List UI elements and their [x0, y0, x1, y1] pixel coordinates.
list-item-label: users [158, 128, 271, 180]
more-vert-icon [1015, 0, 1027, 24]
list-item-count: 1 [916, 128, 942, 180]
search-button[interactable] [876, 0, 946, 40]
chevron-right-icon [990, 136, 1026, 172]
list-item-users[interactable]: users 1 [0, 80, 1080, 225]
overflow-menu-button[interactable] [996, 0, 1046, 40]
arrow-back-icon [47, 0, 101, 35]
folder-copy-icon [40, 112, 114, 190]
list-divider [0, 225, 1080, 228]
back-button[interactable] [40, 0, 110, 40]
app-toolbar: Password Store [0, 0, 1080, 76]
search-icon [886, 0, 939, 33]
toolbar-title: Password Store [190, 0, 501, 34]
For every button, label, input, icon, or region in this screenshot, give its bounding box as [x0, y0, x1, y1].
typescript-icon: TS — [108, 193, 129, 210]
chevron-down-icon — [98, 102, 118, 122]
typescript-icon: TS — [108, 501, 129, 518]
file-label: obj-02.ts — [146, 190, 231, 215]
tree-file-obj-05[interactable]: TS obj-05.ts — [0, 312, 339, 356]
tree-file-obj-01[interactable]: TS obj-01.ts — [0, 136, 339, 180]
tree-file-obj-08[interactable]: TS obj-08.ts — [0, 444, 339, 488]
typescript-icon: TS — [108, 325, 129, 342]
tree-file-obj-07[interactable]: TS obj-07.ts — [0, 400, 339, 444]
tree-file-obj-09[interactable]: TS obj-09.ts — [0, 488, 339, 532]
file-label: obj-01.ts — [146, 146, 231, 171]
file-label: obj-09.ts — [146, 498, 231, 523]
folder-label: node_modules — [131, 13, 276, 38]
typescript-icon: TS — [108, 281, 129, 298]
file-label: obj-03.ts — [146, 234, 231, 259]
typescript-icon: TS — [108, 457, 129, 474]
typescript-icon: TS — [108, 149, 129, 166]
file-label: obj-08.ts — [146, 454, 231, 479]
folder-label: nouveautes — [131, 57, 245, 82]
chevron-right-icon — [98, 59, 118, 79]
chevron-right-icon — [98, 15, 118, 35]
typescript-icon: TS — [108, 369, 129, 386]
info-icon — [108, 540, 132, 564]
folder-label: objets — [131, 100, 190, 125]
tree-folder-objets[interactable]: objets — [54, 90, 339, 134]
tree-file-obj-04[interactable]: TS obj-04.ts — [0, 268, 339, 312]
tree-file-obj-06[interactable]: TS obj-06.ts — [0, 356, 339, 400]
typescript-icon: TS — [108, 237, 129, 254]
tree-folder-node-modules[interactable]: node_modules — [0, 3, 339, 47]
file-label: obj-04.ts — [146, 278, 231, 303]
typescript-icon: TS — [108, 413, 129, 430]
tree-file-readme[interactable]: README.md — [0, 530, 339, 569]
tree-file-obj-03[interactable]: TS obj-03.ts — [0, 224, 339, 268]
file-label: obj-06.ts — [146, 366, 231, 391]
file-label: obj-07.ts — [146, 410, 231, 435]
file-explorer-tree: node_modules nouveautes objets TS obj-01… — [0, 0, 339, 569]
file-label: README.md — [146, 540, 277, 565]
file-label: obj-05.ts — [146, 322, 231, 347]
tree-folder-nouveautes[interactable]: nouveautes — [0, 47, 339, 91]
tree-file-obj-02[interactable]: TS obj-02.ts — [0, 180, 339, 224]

━━━━━━━━━━━━━━━━━━━━━━━━━━━━━━

#### [WHAT THE EXERCISE ASKS]
Copy out all of the lines above word for word, keeping their order and changing nothing.

#### [EXERCISE OUTPUT]
List UI elements and their [x0, y0, x1, y1] pixel coordinates.
list-item-label: users [158, 128, 271, 180]
more-vert-icon [1015, 0, 1027, 24]
list-item-count: 1 [916, 128, 942, 180]
search-button[interactable] [876, 0, 946, 40]
chevron-right-icon [990, 136, 1026, 172]
list-item-users[interactable]: users 1 [0, 80, 1080, 225]
overflow-menu-button[interactable] [996, 0, 1046, 40]
arrow-back-icon [47, 0, 101, 35]
folder-copy-icon [40, 112, 114, 190]
list-divider [0, 225, 1080, 228]
back-button[interactable] [40, 0, 110, 40]
app-toolbar: Password Store [0, 0, 1080, 76]
search-icon [886, 0, 939, 33]
toolbar-title: Password Store [190, 0, 501, 34]
For every button, label, input, icon, or region in this screenshot, give its bounding box as [x0, y0, x1, y1].
typescript-icon: TS — [108, 193, 129, 210]
chevron-down-icon — [98, 102, 118, 122]
typescript-icon: TS — [108, 501, 129, 518]
file-label: obj-02.ts — [146, 190, 231, 215]
tree-file-obj-05[interactable]: TS obj-05.ts — [0, 312, 339, 356]
tree-file-obj-01[interactable]: TS obj-01.ts — [0, 136, 339, 180]
tree-file-obj-08[interactable]: TS obj-08.ts — [0, 444, 339, 488]
typescript-icon: TS — [108, 325, 129, 342]
tree-file-obj-07[interactable]: TS obj-07.ts — [0, 400, 339, 444]
tree-file-obj-09[interactable]: TS obj-09.ts — [0, 488, 339, 532]
file-label: obj-01.ts — [146, 146, 231, 171]
file-label: obj-09.ts — [146, 498, 231, 523]
folder-label: node_modules — [131, 13, 276, 38]
typescript-icon: TS — [108, 281, 129, 298]
file-label: obj-03.ts — [146, 234, 231, 259]
typescript-icon: TS — [108, 457, 129, 474]
typescript-icon: TS — [108, 149, 129, 166]
file-label: obj-08.ts — [146, 454, 231, 479]
folder-label: nouveautes — [131, 57, 245, 82]
chevron-right-icon — [98, 59, 118, 79]
chevron-right-icon — [98, 15, 118, 35]
typescript-icon: TS — [108, 369, 129, 386]
info-icon — [108, 540, 132, 564]
folder-label: objets — [131, 100, 190, 125]
tree-folder-objets[interactable]: objets — [54, 90, 339, 134]
tree-file-obj-04[interactable]: TS obj-04.ts — [0, 268, 339, 312]
tree-file-obj-06[interactable]: TS obj-06.ts — [0, 356, 339, 400]
typescript-icon: TS — [108, 237, 129, 254]
tree-folder-node-modules[interactable]: node_modules — [0, 3, 339, 47]
file-label: obj-04.ts — [146, 278, 231, 303]
typescript-icon: TS — [108, 413, 129, 430]
tree-file-readme[interactable]: README.md — [0, 530, 339, 569]
tree-file-obj-03[interactable]: TS obj-03.ts — [0, 224, 339, 268]
file-label: obj-06.ts — [146, 366, 231, 391]
file-label: obj-07.ts — [146, 410, 231, 435]
file-explorer-tree: node_modules nouveautes objets TS obj-01… — [0, 0, 339, 569]
file-label: README.md — [146, 540, 277, 565]
file-label: obj-05.ts — [146, 322, 231, 347]
tree-folder-nouveautes[interactable]: nouveautes — [0, 47, 339, 91]
tree-file-obj-02[interactable]: TS obj-02.ts — [0, 180, 339, 224]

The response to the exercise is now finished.